§ **WHAT IS EXPECTED**: Reproduce exactly the lines from the one containing "What's the underlying" through the last line of the data, both ends included.

§ **STORED DATA**:
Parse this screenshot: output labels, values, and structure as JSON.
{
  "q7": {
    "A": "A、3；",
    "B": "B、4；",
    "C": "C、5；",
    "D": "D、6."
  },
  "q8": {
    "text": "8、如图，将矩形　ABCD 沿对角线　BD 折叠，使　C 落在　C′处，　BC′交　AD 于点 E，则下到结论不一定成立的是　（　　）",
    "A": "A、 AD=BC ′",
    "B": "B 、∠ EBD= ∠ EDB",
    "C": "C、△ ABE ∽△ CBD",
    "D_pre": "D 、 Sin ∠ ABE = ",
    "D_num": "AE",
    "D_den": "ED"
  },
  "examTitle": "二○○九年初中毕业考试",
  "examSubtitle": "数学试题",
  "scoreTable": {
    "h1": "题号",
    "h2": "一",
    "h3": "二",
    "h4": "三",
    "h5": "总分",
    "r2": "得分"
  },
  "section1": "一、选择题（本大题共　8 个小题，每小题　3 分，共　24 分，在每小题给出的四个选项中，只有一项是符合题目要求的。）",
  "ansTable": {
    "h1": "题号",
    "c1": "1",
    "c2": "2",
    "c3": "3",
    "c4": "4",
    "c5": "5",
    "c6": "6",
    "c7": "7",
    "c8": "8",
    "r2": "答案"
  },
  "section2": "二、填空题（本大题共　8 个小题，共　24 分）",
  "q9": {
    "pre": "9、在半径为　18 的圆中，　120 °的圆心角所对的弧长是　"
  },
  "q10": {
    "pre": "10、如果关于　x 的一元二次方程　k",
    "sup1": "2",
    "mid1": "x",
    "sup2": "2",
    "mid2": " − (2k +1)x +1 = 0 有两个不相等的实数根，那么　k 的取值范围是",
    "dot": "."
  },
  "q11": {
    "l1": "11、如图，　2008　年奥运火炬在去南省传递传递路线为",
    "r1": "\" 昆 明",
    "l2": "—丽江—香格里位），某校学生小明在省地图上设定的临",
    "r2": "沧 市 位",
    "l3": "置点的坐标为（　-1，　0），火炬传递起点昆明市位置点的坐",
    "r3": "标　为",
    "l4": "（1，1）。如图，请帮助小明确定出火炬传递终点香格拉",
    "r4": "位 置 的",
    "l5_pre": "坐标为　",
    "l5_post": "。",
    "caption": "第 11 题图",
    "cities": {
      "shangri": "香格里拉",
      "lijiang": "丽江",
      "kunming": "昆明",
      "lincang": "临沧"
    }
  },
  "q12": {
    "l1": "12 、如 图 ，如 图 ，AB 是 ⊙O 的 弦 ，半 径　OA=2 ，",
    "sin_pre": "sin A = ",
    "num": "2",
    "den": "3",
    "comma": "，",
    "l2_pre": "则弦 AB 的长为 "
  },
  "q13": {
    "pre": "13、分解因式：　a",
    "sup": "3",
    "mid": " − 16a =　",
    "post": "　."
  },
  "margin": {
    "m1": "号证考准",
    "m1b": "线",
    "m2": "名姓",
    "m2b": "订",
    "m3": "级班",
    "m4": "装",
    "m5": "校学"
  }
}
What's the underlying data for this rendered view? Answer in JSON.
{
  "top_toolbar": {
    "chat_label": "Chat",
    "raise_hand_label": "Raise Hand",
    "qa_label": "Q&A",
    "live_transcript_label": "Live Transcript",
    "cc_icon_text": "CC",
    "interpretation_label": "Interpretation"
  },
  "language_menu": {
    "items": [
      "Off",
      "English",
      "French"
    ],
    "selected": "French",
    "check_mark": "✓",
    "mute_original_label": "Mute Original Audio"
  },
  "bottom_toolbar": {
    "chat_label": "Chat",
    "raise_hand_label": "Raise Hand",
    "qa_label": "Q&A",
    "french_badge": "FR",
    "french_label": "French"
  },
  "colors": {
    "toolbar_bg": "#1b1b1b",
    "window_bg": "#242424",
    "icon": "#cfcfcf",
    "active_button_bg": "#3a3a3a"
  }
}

§ **COMPLETED EXERCISE**:
What's the underlying data for this rendered view? Answer in JSON.
{
  "top_toolbar": {
    "chat_label": "Chat",
    "raise_hand_label": "Raise Hand",
    "qa_label": "Q&A",
    "live_transcript_label": "Live Transcript",
    "cc_icon_text": "CC",
    "interpretation_label": "Interpretation"
  },
  "language_menu": {
    "items": [
      "Off",
      "English",
      "French"
    ],
    "selected": "French",
    "check_mark": "✓",
    "mute_original_label": "Mute Original Audio"
  },
  "bottom_toolbar": {
    "chat_label": "Chat",
    "raise_hand_label": "Raise Hand",
    "qa_label": "Q&A",
    "french_badge": "FR",
    "french_label": "French"
  },
  "colors": {
    "toolbar_bg": "#1b1b1b",
    "window_bg": "#242424",
    "icon": "#cfcfcf",
    "active_button_bg": "#3a3a3a"
  }
}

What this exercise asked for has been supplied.